Data entries
## start

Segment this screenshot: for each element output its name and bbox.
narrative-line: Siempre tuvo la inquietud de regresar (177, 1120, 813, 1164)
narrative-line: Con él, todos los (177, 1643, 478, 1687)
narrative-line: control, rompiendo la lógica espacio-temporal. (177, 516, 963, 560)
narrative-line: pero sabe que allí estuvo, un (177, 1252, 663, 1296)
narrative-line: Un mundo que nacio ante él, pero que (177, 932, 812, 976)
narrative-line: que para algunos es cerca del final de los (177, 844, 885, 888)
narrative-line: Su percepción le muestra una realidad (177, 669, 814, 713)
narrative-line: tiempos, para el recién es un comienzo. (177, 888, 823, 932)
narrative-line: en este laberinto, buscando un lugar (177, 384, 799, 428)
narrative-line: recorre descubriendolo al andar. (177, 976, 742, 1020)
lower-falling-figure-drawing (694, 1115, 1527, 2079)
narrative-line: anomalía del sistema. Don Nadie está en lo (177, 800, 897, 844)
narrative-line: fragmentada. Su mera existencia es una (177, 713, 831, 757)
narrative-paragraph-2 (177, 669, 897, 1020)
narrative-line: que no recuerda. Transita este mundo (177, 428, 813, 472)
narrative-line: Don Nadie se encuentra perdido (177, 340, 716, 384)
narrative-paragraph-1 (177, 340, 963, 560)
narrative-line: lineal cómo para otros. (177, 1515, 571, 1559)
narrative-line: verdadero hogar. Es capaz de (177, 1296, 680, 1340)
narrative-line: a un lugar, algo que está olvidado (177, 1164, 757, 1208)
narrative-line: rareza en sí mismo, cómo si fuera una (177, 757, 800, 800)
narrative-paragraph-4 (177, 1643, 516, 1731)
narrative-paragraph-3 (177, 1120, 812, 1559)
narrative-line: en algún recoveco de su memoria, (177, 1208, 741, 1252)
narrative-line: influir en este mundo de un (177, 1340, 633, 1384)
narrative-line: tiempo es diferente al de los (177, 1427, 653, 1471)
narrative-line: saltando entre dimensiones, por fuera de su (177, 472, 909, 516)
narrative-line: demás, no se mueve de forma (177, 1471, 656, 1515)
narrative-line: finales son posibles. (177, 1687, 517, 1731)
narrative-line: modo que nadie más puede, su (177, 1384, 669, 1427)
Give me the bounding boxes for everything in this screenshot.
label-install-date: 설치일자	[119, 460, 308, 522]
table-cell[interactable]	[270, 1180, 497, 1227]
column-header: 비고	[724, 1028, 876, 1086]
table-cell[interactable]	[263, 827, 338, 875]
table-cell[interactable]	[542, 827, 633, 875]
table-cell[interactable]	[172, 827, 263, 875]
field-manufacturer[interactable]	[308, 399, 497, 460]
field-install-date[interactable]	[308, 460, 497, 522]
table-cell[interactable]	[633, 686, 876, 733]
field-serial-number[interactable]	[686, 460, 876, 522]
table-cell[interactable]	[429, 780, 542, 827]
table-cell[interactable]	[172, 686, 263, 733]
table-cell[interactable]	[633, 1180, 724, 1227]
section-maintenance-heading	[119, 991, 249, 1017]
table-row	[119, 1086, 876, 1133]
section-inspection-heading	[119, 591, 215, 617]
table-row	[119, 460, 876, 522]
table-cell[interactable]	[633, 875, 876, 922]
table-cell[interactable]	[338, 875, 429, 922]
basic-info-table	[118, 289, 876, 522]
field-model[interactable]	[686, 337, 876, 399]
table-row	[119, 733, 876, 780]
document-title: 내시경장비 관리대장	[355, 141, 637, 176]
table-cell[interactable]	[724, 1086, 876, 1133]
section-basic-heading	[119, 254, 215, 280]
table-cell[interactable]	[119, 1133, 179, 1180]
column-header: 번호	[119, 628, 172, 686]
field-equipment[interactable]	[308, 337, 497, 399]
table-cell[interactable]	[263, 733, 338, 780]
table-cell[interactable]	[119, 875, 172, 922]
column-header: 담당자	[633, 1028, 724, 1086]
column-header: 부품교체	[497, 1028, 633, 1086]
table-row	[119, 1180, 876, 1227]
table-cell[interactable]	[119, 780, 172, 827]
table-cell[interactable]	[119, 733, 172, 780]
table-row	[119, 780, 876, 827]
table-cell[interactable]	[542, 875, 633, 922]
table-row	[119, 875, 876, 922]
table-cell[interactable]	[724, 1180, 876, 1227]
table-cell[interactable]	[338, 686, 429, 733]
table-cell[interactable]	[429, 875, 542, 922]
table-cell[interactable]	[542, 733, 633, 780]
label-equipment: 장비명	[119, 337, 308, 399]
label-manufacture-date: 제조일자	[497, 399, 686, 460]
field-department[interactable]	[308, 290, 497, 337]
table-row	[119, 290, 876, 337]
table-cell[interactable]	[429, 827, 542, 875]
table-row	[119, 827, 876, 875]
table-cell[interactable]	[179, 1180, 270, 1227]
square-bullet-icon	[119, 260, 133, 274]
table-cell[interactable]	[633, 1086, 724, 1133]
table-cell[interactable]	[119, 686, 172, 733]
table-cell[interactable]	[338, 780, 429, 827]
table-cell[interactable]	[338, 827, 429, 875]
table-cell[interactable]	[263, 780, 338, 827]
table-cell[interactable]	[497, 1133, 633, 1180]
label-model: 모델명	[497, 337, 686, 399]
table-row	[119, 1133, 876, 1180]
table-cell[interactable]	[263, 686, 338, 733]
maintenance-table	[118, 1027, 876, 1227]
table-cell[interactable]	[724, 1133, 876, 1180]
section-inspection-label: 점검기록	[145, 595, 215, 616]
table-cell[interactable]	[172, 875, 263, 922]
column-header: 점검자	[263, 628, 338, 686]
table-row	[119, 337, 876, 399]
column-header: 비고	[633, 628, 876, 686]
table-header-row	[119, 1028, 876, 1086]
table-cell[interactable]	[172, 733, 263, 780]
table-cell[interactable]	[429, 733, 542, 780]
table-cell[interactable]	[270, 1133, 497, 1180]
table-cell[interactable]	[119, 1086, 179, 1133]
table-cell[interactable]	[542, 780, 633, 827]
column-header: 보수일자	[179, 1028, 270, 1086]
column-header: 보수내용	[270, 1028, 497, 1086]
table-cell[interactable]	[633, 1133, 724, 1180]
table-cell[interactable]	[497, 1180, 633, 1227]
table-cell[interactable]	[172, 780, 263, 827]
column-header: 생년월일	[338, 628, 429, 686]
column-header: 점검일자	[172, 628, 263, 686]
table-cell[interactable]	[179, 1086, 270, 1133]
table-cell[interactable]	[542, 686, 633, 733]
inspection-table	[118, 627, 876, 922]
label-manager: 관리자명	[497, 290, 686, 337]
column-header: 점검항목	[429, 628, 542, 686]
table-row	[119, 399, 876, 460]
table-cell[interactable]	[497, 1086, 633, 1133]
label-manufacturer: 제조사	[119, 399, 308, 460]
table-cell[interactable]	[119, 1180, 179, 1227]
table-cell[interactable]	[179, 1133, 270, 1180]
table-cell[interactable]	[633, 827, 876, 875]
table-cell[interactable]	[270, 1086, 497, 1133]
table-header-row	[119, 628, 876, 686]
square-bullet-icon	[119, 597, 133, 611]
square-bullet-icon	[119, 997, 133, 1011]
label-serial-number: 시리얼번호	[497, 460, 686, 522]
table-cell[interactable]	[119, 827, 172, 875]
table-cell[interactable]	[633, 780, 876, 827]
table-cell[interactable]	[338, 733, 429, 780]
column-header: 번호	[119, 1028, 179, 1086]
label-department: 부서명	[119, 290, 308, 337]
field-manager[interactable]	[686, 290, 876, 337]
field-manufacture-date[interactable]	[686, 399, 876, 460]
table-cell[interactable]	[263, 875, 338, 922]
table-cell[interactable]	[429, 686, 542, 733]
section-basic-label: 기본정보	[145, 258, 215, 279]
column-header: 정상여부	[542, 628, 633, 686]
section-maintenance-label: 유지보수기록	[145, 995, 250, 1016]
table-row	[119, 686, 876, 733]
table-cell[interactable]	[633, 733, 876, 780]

## end

BRIEF: Reproduce verbatim the stretch of the listing from its first line through the line containing "narrative-line: Con él, todos", both included.

RESULT:
Segment this screenshot: for each element output its name and bbox.
narrative-line: Siempre tuvo la inquietud de regresar (177, 1120, 813, 1164)
narrative-line: Con él, todos los (177, 1643, 478, 1687)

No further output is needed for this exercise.